"""

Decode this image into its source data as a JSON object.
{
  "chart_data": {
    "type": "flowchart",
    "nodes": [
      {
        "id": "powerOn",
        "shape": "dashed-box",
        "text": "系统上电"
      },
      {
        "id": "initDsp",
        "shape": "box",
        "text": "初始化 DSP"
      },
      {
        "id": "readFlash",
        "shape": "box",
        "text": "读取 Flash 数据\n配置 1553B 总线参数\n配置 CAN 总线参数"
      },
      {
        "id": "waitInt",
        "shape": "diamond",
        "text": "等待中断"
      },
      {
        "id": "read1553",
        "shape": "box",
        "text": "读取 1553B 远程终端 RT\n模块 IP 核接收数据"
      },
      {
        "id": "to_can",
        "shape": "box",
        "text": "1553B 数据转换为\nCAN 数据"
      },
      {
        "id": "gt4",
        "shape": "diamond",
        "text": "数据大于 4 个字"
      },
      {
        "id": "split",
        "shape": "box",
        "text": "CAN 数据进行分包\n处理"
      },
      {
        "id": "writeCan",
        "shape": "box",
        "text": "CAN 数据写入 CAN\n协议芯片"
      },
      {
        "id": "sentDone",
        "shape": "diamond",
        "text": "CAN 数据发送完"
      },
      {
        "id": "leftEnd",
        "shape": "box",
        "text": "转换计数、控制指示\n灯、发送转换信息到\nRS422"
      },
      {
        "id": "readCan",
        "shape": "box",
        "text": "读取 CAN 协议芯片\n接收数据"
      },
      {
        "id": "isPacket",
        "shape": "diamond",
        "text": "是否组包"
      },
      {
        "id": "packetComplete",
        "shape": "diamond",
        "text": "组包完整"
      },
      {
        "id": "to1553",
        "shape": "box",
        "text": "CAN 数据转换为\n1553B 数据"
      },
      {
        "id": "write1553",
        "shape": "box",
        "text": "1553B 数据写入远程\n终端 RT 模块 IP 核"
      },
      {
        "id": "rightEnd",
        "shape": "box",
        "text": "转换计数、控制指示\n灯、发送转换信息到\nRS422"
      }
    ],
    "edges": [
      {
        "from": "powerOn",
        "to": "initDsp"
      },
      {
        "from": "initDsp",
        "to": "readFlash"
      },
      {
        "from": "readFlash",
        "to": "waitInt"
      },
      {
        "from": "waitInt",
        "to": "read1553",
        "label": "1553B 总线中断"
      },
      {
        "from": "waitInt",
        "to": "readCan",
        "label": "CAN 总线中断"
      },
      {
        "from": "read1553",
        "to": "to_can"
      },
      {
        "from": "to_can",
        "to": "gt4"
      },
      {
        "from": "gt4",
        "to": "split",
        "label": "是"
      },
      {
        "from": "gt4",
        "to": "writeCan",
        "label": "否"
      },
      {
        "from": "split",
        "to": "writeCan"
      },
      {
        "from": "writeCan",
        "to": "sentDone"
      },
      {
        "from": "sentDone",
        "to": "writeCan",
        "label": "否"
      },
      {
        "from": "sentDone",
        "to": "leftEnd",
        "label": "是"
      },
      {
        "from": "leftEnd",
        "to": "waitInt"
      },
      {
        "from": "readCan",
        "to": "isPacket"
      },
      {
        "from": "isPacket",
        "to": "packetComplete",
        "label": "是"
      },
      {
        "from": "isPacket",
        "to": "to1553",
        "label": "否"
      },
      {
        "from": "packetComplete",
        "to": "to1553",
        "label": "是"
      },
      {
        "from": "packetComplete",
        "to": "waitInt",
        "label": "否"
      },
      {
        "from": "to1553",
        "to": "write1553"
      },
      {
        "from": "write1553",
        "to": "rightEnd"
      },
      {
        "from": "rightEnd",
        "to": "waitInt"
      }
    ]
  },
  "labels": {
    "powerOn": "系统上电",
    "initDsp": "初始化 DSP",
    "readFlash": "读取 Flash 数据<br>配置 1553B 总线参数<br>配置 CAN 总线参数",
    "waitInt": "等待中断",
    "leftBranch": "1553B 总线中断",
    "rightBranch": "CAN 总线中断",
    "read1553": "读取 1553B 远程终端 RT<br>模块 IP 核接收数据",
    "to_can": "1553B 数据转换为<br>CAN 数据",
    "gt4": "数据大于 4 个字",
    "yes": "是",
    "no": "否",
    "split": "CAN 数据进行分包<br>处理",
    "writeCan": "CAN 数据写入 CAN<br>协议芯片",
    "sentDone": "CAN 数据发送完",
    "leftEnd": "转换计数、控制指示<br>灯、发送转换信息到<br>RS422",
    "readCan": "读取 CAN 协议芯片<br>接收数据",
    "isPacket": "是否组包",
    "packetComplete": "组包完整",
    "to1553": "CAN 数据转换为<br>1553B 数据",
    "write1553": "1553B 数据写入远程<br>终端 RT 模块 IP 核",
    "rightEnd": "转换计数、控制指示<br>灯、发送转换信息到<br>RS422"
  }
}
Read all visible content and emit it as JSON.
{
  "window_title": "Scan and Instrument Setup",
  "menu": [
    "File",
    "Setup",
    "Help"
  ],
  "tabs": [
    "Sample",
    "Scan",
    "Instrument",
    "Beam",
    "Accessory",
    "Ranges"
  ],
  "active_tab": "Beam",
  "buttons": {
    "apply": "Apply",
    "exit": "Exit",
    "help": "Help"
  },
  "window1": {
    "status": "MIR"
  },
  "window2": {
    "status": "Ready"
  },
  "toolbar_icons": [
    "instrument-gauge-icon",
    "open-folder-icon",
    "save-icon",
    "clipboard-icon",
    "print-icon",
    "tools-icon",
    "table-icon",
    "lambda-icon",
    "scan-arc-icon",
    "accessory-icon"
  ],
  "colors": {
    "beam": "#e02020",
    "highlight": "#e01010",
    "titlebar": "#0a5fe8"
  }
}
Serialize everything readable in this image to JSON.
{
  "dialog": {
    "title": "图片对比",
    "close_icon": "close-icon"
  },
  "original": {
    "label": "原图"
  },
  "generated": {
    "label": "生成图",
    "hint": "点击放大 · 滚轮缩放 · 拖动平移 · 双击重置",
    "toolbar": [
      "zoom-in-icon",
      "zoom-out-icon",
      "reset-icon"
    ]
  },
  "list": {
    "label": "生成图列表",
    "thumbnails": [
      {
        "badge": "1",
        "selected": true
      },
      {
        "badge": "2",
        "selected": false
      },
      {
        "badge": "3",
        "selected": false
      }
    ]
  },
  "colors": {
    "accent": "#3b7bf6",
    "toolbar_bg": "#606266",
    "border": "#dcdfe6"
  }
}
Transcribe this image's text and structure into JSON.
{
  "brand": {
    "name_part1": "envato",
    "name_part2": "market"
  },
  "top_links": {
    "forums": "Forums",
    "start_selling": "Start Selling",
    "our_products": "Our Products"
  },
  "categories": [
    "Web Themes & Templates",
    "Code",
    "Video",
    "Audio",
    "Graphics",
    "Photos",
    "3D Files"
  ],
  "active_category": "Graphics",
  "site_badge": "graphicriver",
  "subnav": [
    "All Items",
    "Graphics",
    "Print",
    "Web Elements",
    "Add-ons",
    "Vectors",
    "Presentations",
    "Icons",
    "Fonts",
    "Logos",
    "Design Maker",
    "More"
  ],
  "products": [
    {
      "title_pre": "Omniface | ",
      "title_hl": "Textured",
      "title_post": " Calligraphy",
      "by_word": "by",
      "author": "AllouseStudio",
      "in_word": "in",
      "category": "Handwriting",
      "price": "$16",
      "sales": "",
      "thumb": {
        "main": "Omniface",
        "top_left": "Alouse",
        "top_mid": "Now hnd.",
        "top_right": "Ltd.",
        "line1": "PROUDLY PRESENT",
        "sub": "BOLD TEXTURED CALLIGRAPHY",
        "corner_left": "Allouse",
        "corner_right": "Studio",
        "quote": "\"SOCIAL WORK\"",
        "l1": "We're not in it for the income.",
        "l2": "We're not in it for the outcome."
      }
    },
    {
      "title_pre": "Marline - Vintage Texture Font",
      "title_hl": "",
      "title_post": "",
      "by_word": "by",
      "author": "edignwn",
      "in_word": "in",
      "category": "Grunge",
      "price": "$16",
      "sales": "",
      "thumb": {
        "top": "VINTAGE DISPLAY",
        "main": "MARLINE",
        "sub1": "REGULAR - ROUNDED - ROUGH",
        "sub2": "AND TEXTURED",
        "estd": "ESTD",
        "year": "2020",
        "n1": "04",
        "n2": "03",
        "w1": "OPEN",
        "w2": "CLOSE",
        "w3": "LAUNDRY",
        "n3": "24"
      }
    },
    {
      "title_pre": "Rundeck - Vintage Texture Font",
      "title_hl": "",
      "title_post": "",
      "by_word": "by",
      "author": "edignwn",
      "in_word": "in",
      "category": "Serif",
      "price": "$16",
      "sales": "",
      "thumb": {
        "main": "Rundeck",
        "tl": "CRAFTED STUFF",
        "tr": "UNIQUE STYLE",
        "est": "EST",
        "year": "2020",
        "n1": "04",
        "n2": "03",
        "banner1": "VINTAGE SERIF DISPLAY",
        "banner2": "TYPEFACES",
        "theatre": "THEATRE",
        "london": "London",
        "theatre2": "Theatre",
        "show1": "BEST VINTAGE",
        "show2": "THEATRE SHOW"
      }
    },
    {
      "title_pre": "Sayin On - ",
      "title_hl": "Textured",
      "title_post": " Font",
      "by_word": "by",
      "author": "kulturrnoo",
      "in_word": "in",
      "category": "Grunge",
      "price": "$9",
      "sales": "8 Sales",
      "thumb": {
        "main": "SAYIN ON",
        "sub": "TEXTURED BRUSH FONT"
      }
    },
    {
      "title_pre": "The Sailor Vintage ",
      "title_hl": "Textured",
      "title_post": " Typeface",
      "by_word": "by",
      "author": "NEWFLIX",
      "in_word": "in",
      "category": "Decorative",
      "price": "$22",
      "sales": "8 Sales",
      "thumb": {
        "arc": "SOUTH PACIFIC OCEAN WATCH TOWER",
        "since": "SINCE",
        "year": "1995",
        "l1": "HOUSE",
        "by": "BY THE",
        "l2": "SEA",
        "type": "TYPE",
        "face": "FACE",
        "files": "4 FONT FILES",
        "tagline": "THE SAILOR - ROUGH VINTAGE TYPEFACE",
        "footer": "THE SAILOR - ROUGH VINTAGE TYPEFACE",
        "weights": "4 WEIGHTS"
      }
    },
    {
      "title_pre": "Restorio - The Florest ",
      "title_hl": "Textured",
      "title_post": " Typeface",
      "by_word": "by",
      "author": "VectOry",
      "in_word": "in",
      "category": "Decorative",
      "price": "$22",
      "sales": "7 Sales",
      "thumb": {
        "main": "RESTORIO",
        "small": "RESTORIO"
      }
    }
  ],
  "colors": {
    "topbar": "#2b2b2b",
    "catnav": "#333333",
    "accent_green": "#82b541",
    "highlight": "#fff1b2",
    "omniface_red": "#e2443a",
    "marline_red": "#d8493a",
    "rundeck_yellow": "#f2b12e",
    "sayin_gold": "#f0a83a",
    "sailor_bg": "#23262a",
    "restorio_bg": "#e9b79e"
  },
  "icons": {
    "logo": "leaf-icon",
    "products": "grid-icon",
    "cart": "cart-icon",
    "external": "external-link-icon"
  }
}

"""

_EXERCISE GOAL:_ How many lines of the listing include the string "writeCan"? Answer with the number alone.

_SOLUTION TO THE PROBLEM:_ 6